(Saved entries)

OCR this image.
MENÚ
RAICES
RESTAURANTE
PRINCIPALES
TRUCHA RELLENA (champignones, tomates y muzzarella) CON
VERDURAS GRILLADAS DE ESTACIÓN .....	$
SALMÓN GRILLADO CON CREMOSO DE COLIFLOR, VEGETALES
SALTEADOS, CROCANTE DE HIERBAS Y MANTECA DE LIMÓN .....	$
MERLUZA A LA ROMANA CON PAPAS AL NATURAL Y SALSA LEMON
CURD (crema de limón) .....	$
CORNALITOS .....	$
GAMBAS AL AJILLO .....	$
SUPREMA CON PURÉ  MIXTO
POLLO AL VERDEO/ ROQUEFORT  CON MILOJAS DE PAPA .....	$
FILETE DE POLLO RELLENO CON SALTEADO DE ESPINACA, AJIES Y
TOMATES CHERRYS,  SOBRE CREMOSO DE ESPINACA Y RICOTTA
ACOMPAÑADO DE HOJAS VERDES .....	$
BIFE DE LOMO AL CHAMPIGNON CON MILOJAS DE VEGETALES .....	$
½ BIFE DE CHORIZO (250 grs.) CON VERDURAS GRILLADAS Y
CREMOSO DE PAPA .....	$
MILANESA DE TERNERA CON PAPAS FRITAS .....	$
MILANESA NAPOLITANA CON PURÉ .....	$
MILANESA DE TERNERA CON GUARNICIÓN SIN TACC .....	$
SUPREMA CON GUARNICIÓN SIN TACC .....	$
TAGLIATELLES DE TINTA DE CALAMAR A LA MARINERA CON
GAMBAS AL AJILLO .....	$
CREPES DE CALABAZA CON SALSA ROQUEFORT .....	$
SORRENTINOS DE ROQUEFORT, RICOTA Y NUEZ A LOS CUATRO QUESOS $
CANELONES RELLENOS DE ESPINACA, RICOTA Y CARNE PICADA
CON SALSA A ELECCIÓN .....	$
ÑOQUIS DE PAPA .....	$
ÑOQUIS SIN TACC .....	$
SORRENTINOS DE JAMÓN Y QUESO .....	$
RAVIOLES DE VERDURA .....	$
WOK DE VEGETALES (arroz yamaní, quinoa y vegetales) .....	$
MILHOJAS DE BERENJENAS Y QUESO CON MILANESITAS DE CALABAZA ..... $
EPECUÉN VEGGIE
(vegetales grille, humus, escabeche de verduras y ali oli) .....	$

**The request:** In the records above, tally the lines where the word "MILANESA" appears, and give the number and nothing else.

**Written response:** 3